=== To do ===
Repeat the lines of the listing below exactly, starting at the line that contains "What's the underlying" and running through the last line, both included, and only those.

=== Material for this task ===
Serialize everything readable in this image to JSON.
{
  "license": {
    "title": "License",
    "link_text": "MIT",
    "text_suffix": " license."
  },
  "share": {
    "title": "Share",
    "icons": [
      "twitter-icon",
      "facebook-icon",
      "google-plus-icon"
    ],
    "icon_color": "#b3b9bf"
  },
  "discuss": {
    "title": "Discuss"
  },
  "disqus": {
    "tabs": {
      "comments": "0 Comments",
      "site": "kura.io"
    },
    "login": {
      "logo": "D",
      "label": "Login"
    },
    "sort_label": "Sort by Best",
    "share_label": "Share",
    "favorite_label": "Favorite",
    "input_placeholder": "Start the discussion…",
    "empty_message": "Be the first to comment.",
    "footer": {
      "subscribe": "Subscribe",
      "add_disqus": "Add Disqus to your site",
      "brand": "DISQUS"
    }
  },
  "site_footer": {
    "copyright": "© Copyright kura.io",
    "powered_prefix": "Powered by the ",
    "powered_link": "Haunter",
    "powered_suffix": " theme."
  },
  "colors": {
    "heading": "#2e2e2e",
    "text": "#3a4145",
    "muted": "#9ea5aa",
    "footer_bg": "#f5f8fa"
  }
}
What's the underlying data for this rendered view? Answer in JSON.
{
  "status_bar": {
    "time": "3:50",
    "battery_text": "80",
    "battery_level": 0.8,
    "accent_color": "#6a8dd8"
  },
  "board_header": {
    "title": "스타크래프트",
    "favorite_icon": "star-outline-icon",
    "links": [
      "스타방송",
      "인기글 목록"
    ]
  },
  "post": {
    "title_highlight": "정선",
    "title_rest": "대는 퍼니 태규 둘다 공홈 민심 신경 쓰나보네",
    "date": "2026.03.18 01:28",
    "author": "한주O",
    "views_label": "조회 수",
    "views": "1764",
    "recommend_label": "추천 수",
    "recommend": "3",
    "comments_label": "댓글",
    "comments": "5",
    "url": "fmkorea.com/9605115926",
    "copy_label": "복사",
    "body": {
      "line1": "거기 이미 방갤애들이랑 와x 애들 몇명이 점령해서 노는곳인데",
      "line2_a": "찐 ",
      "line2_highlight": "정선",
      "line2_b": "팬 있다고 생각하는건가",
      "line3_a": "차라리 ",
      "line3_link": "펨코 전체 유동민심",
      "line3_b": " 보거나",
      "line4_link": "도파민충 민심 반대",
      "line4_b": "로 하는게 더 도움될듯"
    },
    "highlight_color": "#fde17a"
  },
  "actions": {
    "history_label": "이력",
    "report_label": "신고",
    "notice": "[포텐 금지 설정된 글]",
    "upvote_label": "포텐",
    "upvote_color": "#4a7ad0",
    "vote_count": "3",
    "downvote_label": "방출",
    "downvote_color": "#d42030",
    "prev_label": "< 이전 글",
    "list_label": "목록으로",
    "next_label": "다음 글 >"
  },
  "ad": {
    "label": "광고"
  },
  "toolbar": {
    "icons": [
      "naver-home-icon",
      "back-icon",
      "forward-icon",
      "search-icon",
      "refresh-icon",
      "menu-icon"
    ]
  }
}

=== Task response ===
What's the underlying data for this rendered view? Answer in JSON.
{
  "status_bar": {
    "time": "3:50",
    "battery_text": "80",
    "battery_level": 0.8,
    "accent_color": "#6a8dd8"
  },
  "board_header": {
    "title": "스타크래프트",
    "favorite_icon": "star-outline-icon",
    "links": [
      "스타방송",
      "인기글 목록"
    ]
  },
  "post": {
    "title_highlight": "정선",
    "title_rest": "대는 퍼니 태규 둘다 공홈 민심 신경 쓰나보네",
    "date": "2026.03.18 01:28",
    "author": "한주O",
    "views_label": "조회 수",
    "views": "1764",
    "recommend_label": "추천 수",
    "recommend": "3",
    "comments_label": "댓글",
    "comments": "5",
    "url": "fmkorea.com/9605115926",
    "copy_label": "복사",
    "body": {
      "line1": "거기 이미 방갤애들이랑 와x 애들 몇명이 점령해서 노는곳인데",
      "line2_a": "찐 ",
      "line2_highlight": "정선",
      "line2_b": "팬 있다고 생각하는건가",
      "line3_a": "차라리 ",
      "line3_link": "펨코 전체 유동민심",
      "line3_b": " 보거나",
      "line4_link": "도파민충 민심 반대",
      "line4_b": "로 하는게 더 도움될듯"
    },
    "highlight_color": "#fde17a"
  },
  "actions": {
    "history_label": "이력",
    "report_label": "신고",
    "notice": "[포텐 금지 설정된 글]",
    "upvote_label": "포텐",
    "upvote_color": "#4a7ad0",
    "vote_count": "3",
    "downvote_label": "방출",
    "downvote_color": "#d42030",
    "prev_label": "< 이전 글",
    "list_label": "목록으로",
    "next_label": "다음 글 >"
  },
  "ad": {
    "label": "광고"
  },
  "toolbar": {
    "icons": [
      "naver-home-icon",
      "back-icon",
      "forward-icon",
      "search-icon",
      "refresh-icon",
      "menu-icon"
    ]
  }
}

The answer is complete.